Stored dataset items:
-*-*-
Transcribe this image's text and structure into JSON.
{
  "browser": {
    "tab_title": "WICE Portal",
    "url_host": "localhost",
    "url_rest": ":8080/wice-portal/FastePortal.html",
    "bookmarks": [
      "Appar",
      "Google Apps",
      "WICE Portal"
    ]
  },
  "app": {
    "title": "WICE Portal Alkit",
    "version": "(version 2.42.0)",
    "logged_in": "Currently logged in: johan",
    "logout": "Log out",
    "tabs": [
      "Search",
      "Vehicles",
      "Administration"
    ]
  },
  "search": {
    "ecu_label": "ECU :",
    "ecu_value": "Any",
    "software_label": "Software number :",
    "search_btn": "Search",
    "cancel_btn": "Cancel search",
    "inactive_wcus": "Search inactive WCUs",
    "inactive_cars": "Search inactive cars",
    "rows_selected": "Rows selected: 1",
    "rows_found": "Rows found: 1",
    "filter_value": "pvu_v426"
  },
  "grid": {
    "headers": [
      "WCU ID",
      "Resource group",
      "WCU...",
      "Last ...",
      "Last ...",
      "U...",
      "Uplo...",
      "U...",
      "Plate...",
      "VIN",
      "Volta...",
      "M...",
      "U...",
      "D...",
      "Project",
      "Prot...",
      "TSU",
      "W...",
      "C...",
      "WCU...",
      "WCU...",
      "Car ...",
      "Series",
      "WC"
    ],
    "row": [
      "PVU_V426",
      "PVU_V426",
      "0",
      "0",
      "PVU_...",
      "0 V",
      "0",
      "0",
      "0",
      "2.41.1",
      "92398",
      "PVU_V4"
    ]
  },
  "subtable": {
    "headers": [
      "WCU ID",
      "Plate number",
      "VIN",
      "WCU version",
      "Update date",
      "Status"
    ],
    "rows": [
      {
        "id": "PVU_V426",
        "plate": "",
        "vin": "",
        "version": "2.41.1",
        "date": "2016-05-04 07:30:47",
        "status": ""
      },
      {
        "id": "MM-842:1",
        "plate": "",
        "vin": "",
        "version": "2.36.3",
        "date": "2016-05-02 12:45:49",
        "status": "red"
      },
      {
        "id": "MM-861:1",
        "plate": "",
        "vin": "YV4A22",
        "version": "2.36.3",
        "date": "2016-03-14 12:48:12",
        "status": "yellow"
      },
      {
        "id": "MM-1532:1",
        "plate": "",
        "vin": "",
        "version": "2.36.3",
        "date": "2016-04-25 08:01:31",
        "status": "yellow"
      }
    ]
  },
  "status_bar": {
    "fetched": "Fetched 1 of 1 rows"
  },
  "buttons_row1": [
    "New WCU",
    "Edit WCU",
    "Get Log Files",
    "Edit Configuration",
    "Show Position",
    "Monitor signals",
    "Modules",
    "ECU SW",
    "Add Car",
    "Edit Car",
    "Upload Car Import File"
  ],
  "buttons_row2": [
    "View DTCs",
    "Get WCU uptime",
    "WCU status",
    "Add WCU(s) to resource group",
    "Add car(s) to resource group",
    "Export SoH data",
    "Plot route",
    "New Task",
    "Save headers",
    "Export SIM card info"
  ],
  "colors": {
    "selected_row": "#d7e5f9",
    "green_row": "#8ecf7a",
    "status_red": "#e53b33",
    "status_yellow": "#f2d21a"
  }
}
-*-*-
Copy each line of the records above that carries the word "Edit".

TASK ANSWER:
    "Edit WCU",
    "Edit Configuration",
    "Edit Car",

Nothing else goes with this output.